→ YOUR ASSIGNMENT:
The answer is to be the data below, written out in full and exactly.

+++ GIVEN INFORMATION

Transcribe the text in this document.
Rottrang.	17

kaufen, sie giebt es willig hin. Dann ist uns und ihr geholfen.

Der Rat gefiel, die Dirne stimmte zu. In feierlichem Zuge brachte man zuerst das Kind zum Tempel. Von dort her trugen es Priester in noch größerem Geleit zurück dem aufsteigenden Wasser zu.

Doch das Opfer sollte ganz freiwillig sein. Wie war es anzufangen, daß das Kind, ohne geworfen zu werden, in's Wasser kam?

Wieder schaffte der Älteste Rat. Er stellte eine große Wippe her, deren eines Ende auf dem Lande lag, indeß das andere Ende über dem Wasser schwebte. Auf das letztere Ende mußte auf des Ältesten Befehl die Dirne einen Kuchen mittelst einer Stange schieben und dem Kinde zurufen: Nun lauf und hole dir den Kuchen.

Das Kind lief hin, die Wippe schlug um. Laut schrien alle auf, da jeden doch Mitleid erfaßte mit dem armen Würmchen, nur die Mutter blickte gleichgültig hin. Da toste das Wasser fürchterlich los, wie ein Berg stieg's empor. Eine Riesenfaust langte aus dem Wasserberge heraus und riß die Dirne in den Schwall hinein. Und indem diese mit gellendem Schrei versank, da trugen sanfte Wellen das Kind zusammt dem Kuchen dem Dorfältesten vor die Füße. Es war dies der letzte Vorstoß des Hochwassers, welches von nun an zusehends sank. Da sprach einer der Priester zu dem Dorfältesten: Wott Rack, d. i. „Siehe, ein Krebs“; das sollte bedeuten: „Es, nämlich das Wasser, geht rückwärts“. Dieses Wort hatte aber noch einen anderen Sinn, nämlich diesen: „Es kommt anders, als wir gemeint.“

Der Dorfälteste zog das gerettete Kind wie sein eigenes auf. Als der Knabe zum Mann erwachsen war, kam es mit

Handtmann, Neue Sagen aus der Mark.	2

++++++

→ WRITTEN SOLUTION:
Transcribe the text in this document.
Rottrang.	17

kaufen, sie giebt es willig hin. Dann ist uns und ihr geholfen.

Der Rat gefiel, die Dirne stimmte zu. In feierlichem Zuge brachte man zuerst das Kind zum Tempel. Von dort her trugen es Priester in noch größerem Geleit zurück dem aufsteigenden Wasser zu.

Doch das Opfer sollte ganz freiwillig sein. Wie war es anzufangen, daß das Kind, ohne geworfen zu werden, in's Wasser kam?

Wieder schaffte der Älteste Rat. Er stellte eine große Wippe her, deren eines Ende auf dem Lande lag, indeß das andere Ende über dem Wasser schwebte. Auf das letztere Ende mußte auf des Ältesten Befehl die Dirne einen Kuchen mittelst einer Stange schieben und dem Kinde zurufen: Nun lauf und hole dir den Kuchen.

Das Kind lief hin, die Wippe schlug um. Laut schrien alle auf, da jeden doch Mitleid erfaßte mit dem armen Würmchen, nur die Mutter blickte gleichgültig hin. Da toste das Wasser fürchterlich los, wie ein Berg stieg's empor. Eine Riesenfaust langte aus dem Wasserberge heraus und riß die Dirne in den Schwall hinein. Und indem diese mit gellendem Schrei versank, da trugen sanfte Wellen das Kind zusammt dem Kuchen dem Dorfältesten vor die Füße. Es war dies der letzte Vorstoß des Hochwassers, welches von nun an zusehends sank. Da sprach einer der Priester zu dem Dorfältesten: Wott Rack, d. i. „Siehe, ein Krebs“; das sollte bedeuten: „Es, nämlich das Wasser, geht rückwärts“. Dieses Wort hatte aber noch einen anderen Sinn, nämlich diesen: „Es kommt anders, als wir gemeint.“

Der Dorfälteste zog das gerettete Kind wie sein eigenes auf. Als der Knabe zum Mann erwachsen war, kam es mit

Handtmann, Neue Sagen aus der Mark.	2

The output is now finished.